(READING PASSAGE Opens)

Instead, it was one of Bull's old muckers who so perfectly summed up his former team-mate's journey from raw, hungry goalscorer to genuine champion of the less fortunate.

"When I first signed for Wolves," said Bull's former team mate and fellow striker Don Goodman, "I was a little apprehensive about how I would be greeted with my connections to a certain club down the road.

"Steve was 'The Man' at Molineux and came straight up to me and made me feel at home immediately.

"From that moment we have been good mates and he has never changed. He has been eager to help anyone and always been a generous friend especially to those who needed it most. Steve, you're a true gentleman and a real warrior."

With that moving tribute from a man who has himself put his local celebrity to similar fund-raising causes, Bull's big night was never going to be a let down.

(READING PASSAGE Closes)
(DATA EXTRACT Opens)

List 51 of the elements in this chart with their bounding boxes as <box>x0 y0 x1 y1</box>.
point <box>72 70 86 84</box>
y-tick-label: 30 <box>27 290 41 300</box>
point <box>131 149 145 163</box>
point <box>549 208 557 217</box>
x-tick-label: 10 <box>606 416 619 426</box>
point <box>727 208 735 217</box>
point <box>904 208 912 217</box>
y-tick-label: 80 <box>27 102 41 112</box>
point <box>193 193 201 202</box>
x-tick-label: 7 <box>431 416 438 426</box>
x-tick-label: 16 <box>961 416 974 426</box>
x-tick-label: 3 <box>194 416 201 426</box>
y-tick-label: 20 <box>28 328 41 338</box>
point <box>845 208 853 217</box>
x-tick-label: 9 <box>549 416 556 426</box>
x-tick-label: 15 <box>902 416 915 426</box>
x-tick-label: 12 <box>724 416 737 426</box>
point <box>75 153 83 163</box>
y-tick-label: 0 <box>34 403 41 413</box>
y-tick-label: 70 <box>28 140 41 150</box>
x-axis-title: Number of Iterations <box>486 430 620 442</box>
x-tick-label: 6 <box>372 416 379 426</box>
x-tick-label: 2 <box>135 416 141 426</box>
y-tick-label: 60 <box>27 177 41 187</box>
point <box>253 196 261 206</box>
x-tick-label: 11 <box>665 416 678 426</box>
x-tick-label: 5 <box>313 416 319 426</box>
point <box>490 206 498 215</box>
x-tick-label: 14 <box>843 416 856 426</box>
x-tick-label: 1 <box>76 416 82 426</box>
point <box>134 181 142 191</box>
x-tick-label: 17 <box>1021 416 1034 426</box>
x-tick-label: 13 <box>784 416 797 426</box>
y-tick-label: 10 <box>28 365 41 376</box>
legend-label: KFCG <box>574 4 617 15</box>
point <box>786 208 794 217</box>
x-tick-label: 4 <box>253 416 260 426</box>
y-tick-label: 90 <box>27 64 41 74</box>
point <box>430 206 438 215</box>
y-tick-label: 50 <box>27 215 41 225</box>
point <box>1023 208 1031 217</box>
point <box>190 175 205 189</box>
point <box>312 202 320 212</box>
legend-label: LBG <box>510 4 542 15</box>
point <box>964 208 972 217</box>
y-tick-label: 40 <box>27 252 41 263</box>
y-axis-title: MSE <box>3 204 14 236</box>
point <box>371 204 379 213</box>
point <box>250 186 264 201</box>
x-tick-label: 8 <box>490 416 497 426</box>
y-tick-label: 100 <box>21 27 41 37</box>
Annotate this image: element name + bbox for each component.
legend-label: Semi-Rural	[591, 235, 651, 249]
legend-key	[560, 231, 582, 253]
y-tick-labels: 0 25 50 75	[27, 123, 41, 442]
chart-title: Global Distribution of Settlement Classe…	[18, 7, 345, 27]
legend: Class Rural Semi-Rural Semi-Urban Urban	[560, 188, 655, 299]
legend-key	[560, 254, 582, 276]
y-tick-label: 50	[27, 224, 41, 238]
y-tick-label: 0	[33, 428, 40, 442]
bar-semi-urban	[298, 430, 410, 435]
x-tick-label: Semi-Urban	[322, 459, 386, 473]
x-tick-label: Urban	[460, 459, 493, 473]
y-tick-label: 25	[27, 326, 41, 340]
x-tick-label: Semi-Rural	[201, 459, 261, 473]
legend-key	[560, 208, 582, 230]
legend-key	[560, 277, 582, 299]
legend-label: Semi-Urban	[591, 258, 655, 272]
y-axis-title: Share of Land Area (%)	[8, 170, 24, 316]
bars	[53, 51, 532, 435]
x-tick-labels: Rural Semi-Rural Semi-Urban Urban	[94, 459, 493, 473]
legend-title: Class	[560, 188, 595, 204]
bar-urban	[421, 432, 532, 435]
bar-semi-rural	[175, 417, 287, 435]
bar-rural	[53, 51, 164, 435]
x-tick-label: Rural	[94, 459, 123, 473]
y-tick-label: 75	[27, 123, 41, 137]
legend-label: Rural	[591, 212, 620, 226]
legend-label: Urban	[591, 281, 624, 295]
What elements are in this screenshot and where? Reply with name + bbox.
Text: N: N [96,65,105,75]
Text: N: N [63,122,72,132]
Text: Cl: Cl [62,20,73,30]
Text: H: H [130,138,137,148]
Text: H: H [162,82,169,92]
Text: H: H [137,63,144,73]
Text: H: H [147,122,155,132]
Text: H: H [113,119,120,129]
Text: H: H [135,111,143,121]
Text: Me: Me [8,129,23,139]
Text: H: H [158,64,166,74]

(DATA EXTRACT Closes)

▶ [EXERCISE SET]
**a)** Repeat the passage about Steve Bull word for word, from "Instead, it was" up to and including "at home immediately.".
**b)** Carry on the passage about Steve Bull from the point where it stops.
None of these records are needed.

▶ [SOLVED TASKS]
**a)**
Instead, it was one of Bull's old muckers who so perfectly summed up his former team-mate's journey from raw, hungry goalscorer to genuine champion of the less fortunate.

"When I first signed for Wolves," said Bull's former team mate and fellow striker Don Goodman, "I was a little apprehensive about how I would be greeted with my connections to a certain club down the road.

"Steve was 'The Man' at Molineux and came straight up to me and made me feel at home immediately.

**b)**
It is worth taking stock of where the 45-year-old Bull now finds himself 24 years after that famous phonecall from a desperate Graham Turner to the then Albion boss Ron Saunders smuggled the player out of The Hawthorns.

His career needs no recounting but what has happened since its finish is a story of renewed purpose and value at the start of middle age which last night brought him to this gala occasion.

Four charities - the Air Ambulance, Birmingham Children's Hospital, MacMillan's Cancer Support and his old friends at Promise Dreams - benefitted specifically from the occasion which, even before auctions and raffles had begun, had raised £22,000.

But Bull will hope with some confidence there will be plenty more where that came from as he follows his instincts of how best to utilise a career which brought him unimagined success and rewards.

"I wanted Air Ambulance to be one of the benefitting charities," he told the gathering at one stage, "because every time you see an accident on the other side of the road, all you do is go past it 'rubber necking.' But one of those days it could be you and that's when you will thank God there is an organisation like Air Ambulance to help."

Simple stuff - but true. Bull's night, though, would not have had an extra special quality about it had it not been for the presence of Plant who gave up a plan to celebrate his 62nd birthday by "taking my missus to the pictures at Merry Hill" to deliver on a promise.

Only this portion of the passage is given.